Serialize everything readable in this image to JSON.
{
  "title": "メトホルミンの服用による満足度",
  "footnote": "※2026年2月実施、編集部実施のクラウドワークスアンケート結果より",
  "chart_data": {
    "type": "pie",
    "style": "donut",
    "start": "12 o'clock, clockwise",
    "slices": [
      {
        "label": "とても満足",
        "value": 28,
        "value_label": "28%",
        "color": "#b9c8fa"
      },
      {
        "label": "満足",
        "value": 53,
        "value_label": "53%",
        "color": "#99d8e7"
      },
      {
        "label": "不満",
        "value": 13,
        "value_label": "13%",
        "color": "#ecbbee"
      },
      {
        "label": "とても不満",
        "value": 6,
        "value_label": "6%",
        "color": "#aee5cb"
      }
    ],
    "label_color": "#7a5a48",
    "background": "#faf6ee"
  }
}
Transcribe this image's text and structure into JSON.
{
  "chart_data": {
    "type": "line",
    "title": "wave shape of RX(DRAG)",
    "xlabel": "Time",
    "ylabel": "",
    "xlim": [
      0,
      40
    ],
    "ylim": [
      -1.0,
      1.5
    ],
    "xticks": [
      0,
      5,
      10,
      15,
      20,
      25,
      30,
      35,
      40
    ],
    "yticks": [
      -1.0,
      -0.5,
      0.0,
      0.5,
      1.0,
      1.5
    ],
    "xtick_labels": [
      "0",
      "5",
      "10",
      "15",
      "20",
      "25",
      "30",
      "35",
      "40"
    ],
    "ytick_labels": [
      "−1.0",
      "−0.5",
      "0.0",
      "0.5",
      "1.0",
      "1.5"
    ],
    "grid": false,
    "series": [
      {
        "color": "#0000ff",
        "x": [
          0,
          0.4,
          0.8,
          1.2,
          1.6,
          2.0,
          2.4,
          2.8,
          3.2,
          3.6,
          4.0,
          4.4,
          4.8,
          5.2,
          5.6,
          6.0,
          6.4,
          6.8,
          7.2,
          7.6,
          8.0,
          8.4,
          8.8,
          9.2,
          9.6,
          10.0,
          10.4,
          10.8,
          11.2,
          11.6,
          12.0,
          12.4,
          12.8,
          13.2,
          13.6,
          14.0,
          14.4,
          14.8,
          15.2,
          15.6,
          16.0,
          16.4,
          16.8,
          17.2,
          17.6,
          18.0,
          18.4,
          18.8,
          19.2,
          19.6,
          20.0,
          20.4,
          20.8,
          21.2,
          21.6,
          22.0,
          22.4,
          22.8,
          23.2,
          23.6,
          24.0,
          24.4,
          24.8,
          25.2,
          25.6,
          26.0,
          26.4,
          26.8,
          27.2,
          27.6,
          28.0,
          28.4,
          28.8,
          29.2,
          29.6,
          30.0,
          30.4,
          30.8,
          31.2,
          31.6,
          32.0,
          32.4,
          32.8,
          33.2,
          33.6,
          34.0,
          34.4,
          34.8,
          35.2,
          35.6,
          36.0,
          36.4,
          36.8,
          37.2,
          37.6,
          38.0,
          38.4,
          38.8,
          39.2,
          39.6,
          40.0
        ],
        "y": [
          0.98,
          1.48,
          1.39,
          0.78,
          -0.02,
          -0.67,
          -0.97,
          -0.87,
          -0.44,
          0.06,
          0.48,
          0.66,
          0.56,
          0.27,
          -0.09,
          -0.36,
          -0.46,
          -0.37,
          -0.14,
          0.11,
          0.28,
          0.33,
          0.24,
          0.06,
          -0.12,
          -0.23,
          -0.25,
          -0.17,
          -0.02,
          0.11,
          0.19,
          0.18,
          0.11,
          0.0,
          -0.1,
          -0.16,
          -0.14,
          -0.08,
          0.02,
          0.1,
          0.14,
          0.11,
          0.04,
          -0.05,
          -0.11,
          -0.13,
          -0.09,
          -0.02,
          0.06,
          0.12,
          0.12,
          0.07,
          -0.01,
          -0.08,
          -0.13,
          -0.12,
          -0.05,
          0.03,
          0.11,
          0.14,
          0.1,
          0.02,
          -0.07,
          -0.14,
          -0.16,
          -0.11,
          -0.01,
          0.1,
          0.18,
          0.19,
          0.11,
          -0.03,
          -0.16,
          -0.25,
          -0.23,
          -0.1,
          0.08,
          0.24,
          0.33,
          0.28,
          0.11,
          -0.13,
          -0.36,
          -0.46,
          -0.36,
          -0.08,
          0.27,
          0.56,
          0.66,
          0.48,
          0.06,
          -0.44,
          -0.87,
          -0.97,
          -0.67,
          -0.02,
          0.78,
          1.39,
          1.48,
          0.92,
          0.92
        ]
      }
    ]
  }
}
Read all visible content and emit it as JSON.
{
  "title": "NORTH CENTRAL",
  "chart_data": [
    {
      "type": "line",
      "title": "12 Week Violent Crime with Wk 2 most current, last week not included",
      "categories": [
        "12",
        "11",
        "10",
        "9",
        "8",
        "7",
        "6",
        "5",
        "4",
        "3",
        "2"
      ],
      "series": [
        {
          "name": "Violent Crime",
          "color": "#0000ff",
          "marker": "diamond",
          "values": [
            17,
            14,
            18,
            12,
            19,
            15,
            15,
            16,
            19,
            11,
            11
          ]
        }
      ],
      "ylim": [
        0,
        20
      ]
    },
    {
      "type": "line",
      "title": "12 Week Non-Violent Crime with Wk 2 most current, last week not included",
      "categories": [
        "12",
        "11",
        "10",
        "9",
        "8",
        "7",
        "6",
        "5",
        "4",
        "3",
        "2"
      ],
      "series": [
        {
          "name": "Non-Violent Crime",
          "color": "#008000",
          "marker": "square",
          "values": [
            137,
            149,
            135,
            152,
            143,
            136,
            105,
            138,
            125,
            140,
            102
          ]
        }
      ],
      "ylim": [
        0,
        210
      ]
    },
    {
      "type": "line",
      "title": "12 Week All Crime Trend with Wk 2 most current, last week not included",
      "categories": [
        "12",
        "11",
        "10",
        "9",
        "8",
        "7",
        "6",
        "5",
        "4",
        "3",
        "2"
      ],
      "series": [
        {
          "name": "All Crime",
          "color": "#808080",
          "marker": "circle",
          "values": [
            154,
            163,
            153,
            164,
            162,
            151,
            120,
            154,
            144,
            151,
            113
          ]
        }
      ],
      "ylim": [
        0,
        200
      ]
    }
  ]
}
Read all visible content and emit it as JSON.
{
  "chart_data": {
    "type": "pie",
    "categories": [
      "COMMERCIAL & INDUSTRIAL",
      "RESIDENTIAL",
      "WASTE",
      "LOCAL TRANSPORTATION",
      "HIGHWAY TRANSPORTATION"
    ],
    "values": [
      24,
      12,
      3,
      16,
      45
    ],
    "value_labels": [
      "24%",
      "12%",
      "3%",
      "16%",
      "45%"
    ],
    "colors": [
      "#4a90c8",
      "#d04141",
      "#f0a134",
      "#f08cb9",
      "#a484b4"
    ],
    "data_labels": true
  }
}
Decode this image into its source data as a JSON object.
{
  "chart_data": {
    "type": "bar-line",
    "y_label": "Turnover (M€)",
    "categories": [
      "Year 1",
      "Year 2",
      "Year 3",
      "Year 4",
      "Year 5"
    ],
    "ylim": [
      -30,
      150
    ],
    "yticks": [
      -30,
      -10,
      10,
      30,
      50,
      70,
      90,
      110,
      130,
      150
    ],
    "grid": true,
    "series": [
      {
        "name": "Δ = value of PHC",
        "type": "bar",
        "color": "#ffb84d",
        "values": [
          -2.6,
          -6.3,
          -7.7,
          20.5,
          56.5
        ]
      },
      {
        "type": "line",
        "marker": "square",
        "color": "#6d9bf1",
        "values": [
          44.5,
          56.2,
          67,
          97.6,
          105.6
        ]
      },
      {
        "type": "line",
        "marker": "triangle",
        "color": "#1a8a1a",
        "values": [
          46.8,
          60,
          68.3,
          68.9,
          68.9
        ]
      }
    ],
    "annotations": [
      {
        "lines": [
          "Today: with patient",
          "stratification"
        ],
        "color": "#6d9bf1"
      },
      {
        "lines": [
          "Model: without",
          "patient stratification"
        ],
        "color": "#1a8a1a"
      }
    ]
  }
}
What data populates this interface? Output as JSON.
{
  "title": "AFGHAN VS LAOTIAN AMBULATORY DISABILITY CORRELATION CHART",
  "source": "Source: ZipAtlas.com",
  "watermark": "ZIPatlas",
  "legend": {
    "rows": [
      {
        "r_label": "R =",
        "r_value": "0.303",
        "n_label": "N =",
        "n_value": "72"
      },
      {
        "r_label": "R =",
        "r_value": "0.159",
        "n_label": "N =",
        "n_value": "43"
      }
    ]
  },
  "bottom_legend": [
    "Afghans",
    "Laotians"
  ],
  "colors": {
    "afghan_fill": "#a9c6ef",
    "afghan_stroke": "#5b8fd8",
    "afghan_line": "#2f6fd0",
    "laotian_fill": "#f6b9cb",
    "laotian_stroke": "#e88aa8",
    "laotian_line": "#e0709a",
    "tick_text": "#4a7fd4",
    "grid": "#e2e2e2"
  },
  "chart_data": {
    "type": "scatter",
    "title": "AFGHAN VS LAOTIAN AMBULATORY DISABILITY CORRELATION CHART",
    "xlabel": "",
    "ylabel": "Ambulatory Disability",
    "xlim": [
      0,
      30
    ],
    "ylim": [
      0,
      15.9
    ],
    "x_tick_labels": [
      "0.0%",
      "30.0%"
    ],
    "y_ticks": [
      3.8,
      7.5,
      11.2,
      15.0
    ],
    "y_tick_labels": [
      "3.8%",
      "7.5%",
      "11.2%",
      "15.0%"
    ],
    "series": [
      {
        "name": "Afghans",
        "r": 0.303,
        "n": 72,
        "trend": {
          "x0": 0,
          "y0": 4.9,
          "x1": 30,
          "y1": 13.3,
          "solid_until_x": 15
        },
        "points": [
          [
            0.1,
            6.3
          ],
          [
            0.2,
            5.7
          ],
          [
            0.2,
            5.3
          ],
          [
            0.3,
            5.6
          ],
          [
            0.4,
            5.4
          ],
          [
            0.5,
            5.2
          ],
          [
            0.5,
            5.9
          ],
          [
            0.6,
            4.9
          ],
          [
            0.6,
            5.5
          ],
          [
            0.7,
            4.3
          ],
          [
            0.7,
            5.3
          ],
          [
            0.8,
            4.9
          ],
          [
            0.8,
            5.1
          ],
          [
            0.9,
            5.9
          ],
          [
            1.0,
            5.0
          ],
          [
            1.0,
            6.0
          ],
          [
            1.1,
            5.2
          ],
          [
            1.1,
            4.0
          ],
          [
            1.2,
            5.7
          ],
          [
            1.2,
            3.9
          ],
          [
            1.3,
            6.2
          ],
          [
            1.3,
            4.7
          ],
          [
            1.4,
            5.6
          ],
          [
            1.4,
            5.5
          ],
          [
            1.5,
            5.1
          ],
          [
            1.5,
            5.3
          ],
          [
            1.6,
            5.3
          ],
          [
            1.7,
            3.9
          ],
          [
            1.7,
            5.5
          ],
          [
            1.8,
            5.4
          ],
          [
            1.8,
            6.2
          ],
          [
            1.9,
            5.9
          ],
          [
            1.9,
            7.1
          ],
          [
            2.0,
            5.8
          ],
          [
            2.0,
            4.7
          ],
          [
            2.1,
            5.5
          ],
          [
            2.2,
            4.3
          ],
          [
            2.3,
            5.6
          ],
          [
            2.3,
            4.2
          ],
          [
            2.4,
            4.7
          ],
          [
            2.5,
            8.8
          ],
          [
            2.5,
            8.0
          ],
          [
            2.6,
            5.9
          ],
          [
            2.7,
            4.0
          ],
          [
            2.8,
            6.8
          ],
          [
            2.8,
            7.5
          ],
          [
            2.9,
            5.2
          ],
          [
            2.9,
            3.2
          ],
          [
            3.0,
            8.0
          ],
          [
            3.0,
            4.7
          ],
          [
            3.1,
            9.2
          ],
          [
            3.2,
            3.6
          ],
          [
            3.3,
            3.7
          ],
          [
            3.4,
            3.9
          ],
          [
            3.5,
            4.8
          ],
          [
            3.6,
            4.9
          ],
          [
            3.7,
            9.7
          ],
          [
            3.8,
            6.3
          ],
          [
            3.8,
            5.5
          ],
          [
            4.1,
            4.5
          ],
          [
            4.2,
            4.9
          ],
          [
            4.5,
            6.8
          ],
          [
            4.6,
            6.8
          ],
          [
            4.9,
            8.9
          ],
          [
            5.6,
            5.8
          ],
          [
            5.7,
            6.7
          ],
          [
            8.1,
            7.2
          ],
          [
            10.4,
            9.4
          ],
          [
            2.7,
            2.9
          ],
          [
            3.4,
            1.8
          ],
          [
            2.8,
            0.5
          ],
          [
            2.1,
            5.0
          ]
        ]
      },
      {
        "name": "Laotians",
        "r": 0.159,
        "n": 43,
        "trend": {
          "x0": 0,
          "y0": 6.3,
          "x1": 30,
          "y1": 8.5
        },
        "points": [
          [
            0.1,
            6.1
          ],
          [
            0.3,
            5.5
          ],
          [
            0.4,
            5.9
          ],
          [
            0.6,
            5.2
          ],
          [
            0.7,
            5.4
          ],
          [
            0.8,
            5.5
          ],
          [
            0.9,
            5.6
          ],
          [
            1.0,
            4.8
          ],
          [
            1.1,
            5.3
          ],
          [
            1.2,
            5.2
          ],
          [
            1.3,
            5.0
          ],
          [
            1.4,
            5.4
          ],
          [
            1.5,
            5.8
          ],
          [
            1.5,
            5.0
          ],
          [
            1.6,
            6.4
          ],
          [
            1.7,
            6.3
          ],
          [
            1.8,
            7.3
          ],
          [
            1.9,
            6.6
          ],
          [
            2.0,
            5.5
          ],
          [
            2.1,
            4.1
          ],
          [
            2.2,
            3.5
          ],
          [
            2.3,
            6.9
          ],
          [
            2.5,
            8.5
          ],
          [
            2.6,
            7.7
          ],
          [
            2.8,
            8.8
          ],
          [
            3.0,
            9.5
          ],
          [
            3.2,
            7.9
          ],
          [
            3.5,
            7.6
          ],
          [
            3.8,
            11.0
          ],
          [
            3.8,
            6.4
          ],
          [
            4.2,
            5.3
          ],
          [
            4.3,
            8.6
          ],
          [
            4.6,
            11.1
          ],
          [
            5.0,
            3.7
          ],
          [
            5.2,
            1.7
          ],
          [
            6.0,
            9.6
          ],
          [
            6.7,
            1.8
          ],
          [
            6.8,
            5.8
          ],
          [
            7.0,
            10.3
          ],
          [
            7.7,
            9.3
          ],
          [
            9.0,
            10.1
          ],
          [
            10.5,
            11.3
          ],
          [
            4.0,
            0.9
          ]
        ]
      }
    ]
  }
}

:::

THE PROBLEM
Make a list of all lines in the data that contain "current".

SOLUTION TO THE PROBLEM
      "title": "12 Week Violent Crime with Wk 2 most current, last week not included",
      "title": "12 Week Non-Violent Crime with Wk 2 most current, last week not included",
      "title": "12 Week All Crime Trend with Wk 2 most current, last week not included",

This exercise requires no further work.